Each line containing the word "does" must be reported.

----

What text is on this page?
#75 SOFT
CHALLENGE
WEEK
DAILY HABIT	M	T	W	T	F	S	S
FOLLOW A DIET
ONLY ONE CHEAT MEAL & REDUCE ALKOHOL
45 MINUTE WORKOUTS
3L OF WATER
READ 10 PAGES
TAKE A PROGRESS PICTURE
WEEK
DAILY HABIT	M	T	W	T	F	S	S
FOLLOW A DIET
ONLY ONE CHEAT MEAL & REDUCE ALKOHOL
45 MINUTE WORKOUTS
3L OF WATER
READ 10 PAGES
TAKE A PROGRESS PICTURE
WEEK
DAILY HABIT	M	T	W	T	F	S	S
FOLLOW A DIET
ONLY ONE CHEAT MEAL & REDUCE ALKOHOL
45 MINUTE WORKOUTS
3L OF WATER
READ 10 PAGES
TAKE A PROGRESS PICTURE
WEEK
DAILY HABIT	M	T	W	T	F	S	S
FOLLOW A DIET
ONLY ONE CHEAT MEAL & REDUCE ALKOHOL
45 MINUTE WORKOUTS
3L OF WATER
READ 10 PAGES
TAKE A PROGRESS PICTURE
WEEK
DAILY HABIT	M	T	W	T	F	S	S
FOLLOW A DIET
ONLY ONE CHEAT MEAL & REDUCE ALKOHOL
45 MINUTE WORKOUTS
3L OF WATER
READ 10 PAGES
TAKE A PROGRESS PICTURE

----

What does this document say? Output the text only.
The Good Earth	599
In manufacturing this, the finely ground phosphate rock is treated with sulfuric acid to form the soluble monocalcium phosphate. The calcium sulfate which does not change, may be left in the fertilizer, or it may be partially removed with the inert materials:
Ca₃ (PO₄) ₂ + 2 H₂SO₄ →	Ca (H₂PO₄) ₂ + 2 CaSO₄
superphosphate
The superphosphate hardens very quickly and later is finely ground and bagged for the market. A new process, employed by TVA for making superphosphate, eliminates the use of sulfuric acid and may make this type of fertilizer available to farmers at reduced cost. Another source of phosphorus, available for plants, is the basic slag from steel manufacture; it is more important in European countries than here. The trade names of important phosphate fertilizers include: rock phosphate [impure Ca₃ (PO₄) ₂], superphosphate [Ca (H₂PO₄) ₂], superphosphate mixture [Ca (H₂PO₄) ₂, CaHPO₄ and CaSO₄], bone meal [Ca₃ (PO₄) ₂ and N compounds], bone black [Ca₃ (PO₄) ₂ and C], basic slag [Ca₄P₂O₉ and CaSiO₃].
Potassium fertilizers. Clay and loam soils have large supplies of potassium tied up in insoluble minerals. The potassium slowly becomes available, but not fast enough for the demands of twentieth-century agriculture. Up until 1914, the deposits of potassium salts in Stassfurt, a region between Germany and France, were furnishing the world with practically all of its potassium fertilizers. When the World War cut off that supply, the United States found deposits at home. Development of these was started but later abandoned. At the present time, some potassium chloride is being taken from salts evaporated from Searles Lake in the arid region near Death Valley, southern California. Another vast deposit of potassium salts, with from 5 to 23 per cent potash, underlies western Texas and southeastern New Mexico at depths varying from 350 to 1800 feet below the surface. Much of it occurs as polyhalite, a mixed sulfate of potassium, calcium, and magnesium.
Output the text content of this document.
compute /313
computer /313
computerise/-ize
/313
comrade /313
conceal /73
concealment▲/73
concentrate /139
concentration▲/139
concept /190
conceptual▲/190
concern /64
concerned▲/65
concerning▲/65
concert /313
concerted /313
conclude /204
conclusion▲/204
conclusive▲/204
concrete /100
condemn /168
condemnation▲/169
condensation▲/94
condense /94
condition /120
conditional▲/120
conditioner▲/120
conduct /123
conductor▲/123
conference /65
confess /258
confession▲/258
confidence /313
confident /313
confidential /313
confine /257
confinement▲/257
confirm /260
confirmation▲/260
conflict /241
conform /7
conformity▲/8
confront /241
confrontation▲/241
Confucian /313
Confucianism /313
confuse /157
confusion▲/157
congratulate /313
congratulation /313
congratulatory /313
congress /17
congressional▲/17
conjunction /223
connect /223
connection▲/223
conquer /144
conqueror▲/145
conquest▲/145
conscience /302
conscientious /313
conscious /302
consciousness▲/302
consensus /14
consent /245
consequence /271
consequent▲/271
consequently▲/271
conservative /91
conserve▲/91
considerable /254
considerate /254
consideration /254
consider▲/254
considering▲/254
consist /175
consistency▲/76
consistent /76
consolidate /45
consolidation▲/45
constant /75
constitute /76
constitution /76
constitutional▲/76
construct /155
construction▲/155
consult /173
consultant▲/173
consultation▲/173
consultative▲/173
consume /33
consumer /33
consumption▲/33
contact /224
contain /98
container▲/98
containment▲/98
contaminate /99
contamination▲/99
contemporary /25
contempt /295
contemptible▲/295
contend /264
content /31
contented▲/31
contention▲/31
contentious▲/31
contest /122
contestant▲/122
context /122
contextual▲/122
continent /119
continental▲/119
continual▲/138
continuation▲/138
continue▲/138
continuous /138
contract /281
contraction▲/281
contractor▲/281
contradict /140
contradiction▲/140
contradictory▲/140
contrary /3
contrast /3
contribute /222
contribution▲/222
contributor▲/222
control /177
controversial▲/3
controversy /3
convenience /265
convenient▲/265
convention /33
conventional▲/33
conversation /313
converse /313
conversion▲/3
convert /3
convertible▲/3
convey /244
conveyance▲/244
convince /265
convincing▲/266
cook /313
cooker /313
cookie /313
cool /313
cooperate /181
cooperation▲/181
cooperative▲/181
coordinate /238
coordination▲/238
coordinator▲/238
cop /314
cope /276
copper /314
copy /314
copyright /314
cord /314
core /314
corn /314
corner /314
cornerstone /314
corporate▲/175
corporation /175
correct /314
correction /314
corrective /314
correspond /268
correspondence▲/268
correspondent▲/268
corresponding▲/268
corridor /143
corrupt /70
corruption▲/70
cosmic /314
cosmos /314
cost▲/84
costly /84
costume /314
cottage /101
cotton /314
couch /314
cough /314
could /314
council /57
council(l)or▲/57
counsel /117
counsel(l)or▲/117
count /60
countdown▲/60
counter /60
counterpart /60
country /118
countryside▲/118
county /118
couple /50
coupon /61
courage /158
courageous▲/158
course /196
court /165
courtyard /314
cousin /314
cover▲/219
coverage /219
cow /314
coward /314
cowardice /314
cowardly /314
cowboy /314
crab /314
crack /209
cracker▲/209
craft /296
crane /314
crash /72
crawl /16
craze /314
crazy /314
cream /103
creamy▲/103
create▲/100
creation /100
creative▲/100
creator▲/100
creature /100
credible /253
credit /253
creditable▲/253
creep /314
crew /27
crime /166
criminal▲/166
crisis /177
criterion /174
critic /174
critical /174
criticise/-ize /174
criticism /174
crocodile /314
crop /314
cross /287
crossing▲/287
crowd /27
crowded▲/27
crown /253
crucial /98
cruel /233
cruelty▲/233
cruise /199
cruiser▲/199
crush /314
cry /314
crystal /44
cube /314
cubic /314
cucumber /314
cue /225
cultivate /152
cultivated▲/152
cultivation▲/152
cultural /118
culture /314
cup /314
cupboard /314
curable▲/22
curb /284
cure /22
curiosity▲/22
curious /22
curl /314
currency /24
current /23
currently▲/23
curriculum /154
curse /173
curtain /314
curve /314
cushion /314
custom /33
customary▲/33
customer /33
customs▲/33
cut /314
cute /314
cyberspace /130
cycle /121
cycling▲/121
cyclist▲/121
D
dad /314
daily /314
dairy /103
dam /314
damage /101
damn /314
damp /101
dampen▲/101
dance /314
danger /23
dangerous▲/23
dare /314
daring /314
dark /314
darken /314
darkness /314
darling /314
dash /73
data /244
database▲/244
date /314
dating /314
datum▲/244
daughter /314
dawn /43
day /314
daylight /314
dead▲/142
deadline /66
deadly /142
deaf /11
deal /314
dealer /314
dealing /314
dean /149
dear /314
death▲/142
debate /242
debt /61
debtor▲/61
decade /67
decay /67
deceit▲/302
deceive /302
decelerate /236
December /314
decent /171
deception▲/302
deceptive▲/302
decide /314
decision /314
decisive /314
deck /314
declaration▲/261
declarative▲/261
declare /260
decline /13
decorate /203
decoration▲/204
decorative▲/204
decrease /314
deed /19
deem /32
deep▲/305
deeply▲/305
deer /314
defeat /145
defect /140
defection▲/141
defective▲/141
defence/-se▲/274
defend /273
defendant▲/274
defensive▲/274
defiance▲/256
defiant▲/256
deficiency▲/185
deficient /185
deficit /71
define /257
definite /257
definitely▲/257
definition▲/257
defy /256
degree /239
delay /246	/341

----

■ **The response**
What does this document say? Output the text only.
In manufacturing this, the finely ground phosphate rock is treated with sulfuric acid to form the soluble monocalcium phosphate. The calcium sulfate which does not change, may be left in the fertilizer, or it may be partially removed with the inert materials:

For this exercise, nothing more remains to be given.